Entries taken from a collection:

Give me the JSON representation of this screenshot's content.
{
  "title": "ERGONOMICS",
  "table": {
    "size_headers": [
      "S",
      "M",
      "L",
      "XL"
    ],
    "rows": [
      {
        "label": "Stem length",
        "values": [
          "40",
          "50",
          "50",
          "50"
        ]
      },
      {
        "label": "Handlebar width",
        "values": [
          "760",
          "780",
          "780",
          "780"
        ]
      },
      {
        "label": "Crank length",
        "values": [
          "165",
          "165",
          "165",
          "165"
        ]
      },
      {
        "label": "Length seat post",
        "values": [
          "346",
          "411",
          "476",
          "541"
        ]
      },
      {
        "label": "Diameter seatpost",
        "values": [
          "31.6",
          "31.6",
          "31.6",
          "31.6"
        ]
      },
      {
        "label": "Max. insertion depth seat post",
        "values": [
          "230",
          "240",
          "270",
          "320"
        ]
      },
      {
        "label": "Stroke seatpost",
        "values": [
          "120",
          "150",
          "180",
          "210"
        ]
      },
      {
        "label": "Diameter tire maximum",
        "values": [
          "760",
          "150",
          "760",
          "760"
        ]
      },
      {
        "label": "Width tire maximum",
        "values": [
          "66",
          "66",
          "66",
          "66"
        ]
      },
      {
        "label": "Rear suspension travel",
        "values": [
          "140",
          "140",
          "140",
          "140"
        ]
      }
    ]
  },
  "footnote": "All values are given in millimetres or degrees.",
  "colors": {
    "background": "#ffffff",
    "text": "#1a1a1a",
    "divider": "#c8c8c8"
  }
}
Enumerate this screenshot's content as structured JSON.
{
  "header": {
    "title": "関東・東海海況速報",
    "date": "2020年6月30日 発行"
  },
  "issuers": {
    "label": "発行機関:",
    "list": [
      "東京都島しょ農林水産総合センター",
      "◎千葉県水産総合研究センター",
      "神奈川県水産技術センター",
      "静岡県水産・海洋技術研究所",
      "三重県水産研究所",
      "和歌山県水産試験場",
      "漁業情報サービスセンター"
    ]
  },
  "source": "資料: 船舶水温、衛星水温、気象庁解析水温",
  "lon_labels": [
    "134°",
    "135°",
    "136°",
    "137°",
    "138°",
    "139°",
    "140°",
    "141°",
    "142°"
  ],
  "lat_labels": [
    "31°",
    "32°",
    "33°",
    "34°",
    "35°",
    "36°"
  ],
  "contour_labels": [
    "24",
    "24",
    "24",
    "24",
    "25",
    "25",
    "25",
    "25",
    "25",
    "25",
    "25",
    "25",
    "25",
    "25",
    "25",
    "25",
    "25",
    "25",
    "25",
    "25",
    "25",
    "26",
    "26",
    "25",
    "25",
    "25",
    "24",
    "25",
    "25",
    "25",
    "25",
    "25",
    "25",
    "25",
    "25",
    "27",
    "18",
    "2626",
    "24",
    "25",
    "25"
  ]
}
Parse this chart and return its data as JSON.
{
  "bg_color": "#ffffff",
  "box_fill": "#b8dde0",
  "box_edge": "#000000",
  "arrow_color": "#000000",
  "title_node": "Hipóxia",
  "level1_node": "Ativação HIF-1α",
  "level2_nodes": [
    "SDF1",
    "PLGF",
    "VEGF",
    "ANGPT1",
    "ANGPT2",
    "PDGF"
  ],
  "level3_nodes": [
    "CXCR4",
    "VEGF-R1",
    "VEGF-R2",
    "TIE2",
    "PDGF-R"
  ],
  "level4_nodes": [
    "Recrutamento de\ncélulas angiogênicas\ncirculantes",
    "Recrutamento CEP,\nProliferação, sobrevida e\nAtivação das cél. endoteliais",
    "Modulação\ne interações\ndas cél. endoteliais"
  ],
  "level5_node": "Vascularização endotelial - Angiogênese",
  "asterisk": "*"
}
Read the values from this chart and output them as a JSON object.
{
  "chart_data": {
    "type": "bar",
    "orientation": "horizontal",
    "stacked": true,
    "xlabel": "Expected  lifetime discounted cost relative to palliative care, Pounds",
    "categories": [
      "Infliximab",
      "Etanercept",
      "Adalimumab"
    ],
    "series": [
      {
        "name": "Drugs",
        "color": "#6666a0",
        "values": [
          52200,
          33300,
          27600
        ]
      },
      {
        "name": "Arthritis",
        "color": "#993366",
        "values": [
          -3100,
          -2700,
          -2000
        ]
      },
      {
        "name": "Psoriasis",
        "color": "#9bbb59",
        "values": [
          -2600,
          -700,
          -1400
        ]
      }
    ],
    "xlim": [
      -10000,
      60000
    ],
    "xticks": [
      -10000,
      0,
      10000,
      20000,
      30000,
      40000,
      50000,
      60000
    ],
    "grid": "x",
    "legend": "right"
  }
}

● TASK OBJECTIVE:
Your task is to retype all of the records exactly.

● SOLUTION BELOW:
Give me the JSON representation of this screenshot's content.
{
  "title": "ERGONOMICS",
  "table": {
    "size_headers": [
      "S",
      "M",
      "L",
      "XL"
    ],
    "rows": [
      {
        "label": "Stem length",
        "values": [
          "40",
          "50",
          "50",
          "50"
        ]
      },
      {
        "label": "Handlebar width",
        "values": [
          "760",
          "780",
          "780",
          "780"
        ]
      },
      {
        "label": "Crank length",
        "values": [
          "165",
          "165",
          "165",
          "165"
        ]
      },
      {
        "label": "Length seat post",
        "values": [
          "346",
          "411",
          "476",
          "541"
        ]
      },
      {
        "label": "Diameter seatpost",
        "values": [
          "31.6",
          "31.6",
          "31.6",
          "31.6"
        ]
      },
      {
        "label": "Max. insertion depth seat post",
        "values": [
          "230",
          "240",
          "270",
          "320"
        ]
      },
      {
        "label": "Stroke seatpost",
        "values": [
          "120",
          "150",
          "180",
          "210"
        ]
      },
      {
        "label": "Diameter tire maximum",
        "values": [
          "760",
          "150",
          "760",
          "760"
        ]
      },
      {
        "label": "Width tire maximum",
        "values": [
          "66",
          "66",
          "66",
          "66"
        ]
      },
      {
        "label": "Rear suspension travel",
        "values": [
          "140",
          "140",
          "140",
          "140"
        ]
      }
    ]
  },
  "footnote": "All values are given in millimetres or degrees.",
  "colors": {
    "background": "#ffffff",
    "text": "#1a1a1a",
    "divider": "#c8c8c8"
  }
}
Enumerate this screenshot's content as structured JSON.
{
  "header": {
    "title": "関東・東海海況速報",
    "date": "2020年6月30日 発行"
  },
  "issuers": {
    "label": "発行機関:",
    "list": [
      "東京都島しょ農林水産総合センター",
      "◎千葉県水産総合研究センター",
      "神奈川県水産技術センター",
      "静岡県水産・海洋技術研究所",
      "三重県水産研究所",
      "和歌山県水産試験場",
      "漁業情報サービスセンター"
    ]
  },
  "source": "資料: 船舶水温、衛星水温、気象庁解析水温",
  "lon_labels": [
    "134°",
    "135°",
    "136°",
    "137°",
    "138°",
    "139°",
    "140°",
    "141°",
    "142°"
  ],
  "lat_labels": [
    "31°",
    "32°",
    "33°",
    "34°",
    "35°",
    "36°"
  ],
  "contour_labels": [
    "24",
    "24",
    "24",
    "24",
    "25",
    "25",
    "25",
    "25",
    "25",
    "25",
    "25",
    "25",
    "25",
    "25",
    "25",
    "25",
    "25",
    "25",
    "25",
    "25",
    "25",
    "26",
    "26",
    "25",
    "25",
    "25",
    "24",
    "25",
    "25",
    "25",
    "25",
    "25",
    "25",
    "25",
    "25",
    "27",
    "18",
    "2626",
    "24",
    "25",
    "25"
  ]
}
Parse this chart and return its data as JSON.
{
  "bg_color": "#ffffff",
  "box_fill": "#b8dde0",
  "box_edge": "#000000",
  "arrow_color": "#000000",
  "title_node": "Hipóxia",
  "level1_node": "Ativação HIF-1α",
  "level2_nodes": [
    "SDF1",
    "PLGF",
    "VEGF",
    "ANGPT1",
    "ANGPT2",
    "PDGF"
  ],
  "level3_nodes": [
    "CXCR4",
    "VEGF-R1",
    "VEGF-R2",
    "TIE2",
    "PDGF-R"
  ],
  "level4_nodes": [
    "Recrutamento de\ncélulas angiogênicas\ncirculantes",
    "Recrutamento CEP,\nProliferação, sobrevida e\nAtivação das cél. endoteliais",
    "Modulação\ne interações\ndas cél. endoteliais"
  ],
  "level5_node": "Vascularização endotelial - Angiogênese",
  "asterisk": "*"
}
Read the values from this chart and output them as a JSON object.
{
  "chart_data": {
    "type": "bar",
    "orientation": "horizontal",
    "stacked": true,
    "xlabel": "Expected  lifetime discounted cost relative to palliative care, Pounds",
    "categories": [
      "Infliximab",
      "Etanercept",
      "Adalimumab"
    ],
    "series": [
      {
        "name": "Drugs",
        "color": "#6666a0",
        "values": [
          52200,
          33300,
          27600
        ]
      },
      {
        "name": "Arthritis",
        "color": "#993366",
        "values": [
          -3100,
          -2700,
          -2000
        ]
      },
      {
        "name": "Psoriasis",
        "color": "#9bbb59",
        "values": [
          -2600,
          -700,
          -1400
        ]
      }
    ],
    "xlim": [
      -10000,
      60000
    ],
    "xticks": [
      -10000,
      0,
      10000,
      20000,
      30000,
      40000,
      50000,
      60000
    ],
    "grid": "x",
    "legend": "right"
  }
}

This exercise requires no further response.